» WHAT IS REQUIRED
The records should be written out in full, with nothing altered.

» MATERIAL SUPPLIED
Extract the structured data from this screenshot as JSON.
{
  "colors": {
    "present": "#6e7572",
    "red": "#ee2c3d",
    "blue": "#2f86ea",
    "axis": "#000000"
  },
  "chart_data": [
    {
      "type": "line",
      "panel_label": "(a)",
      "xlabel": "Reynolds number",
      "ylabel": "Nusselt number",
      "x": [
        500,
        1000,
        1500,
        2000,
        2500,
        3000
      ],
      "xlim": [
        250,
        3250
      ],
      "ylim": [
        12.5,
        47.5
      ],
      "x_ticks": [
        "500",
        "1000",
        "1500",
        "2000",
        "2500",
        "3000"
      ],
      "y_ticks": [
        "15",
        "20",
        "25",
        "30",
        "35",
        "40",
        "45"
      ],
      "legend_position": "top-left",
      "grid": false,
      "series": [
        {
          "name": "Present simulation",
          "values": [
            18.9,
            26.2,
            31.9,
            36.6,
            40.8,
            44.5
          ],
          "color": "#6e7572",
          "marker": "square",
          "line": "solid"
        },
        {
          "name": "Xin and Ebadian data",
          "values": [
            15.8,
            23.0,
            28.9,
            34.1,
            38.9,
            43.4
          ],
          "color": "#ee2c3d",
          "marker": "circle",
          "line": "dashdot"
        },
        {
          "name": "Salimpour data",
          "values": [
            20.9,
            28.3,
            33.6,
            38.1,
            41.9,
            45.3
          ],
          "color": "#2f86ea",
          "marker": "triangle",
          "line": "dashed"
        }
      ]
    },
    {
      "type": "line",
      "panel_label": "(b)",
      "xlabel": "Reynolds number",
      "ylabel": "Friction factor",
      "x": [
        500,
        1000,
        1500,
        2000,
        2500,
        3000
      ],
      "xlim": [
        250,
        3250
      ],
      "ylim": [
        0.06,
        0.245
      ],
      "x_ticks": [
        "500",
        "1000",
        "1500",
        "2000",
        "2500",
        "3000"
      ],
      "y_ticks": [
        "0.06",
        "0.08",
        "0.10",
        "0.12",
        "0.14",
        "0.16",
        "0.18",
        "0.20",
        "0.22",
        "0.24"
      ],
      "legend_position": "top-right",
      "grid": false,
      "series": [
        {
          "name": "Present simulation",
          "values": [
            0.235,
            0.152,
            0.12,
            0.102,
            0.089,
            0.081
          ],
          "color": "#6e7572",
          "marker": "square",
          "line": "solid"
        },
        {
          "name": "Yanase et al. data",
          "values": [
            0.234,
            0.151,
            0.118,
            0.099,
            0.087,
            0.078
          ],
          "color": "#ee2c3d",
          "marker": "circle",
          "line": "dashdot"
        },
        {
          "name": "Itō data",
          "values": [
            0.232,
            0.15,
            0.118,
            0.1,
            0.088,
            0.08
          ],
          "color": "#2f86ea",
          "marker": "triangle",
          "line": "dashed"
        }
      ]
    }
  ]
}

» SOLUTION FOR THIS TASK
Extract the structured data from this screenshot as JSON.
{
  "colors": {
    "present": "#6e7572",
    "red": "#ee2c3d",
    "blue": "#2f86ea",
    "axis": "#000000"
  },
  "chart_data": [
    {
      "type": "line",
      "panel_label": "(a)",
      "xlabel": "Reynolds number",
      "ylabel": "Nusselt number",
      "x": [
        500,
        1000,
        1500,
        2000,
        2500,
        3000
      ],
      "xlim": [
        250,
        3250
      ],
      "ylim": [
        12.5,
        47.5
      ],
      "x_ticks": [
        "500",
        "1000",
        "1500",
        "2000",
        "2500",
        "3000"
      ],
      "y_ticks": [
        "15",
        "20",
        "25",
        "30",
        "35",
        "40",
        "45"
      ],
      "legend_position": "top-left",
      "grid": false,
      "series": [
        {
          "name": "Present simulation",
          "values": [
            18.9,
            26.2,
            31.9,
            36.6,
            40.8,
            44.5
          ],
          "color": "#6e7572",
          "marker": "square",
          "line": "solid"
        },
        {
          "name": "Xin and Ebadian data",
          "values": [
            15.8,
            23.0,
            28.9,
            34.1,
            38.9,
            43.4
          ],
          "color": "#ee2c3d",
          "marker": "circle",
          "line": "dashdot"
        },
        {
          "name": "Salimpour data",
          "values": [
            20.9,
            28.3,
            33.6,
            38.1,
            41.9,
            45.3
          ],
          "color": "#2f86ea",
          "marker": "triangle",
          "line": "dashed"
        }
      ]
    },
    {
      "type": "line",
      "panel_label": "(b)",
      "xlabel": "Reynolds number",
      "ylabel": "Friction factor",
      "x": [
        500,
        1000,
        1500,
        2000,
        2500,
        3000
      ],
      "xlim": [
        250,
        3250
      ],
      "ylim": [
        0.06,
        0.245
      ],
      "x_ticks": [
        "500",
        "1000",
        "1500",
        "2000",
        "2500",
        "3000"
      ],
      "y_ticks": [
        "0.06",
        "0.08",
        "0.10",
        "0.12",
        "0.14",
        "0.16",
        "0.18",
        "0.20",
        "0.22",
        "0.24"
      ],
      "legend_position": "top-right",
      "grid": false,
      "series": [
        {
          "name": "Present simulation",
          "values": [
            0.235,
            0.152,
            0.12,
            0.102,
            0.089,
            0.081
          ],
          "color": "#6e7572",
          "marker": "square",
          "line": "solid"
        },
        {
          "name": "Yanase et al. data",
          "values": [
            0.234,
            0.151,
            0.118,
            0.099,
            0.087,
            0.078
          ],
          "color": "#ee2c3d",
          "marker": "circle",
          "line": "dashdot"
        },
        {
          "name": "Itō data",
          "values": [
            0.232,
            0.15,
            0.118,
            0.1,
            0.088,
            0.08
          ],
          "color": "#2f86ea",
          "marker": "triangle",
          "line": "dashed"
        }
      ]
    }
  ]
}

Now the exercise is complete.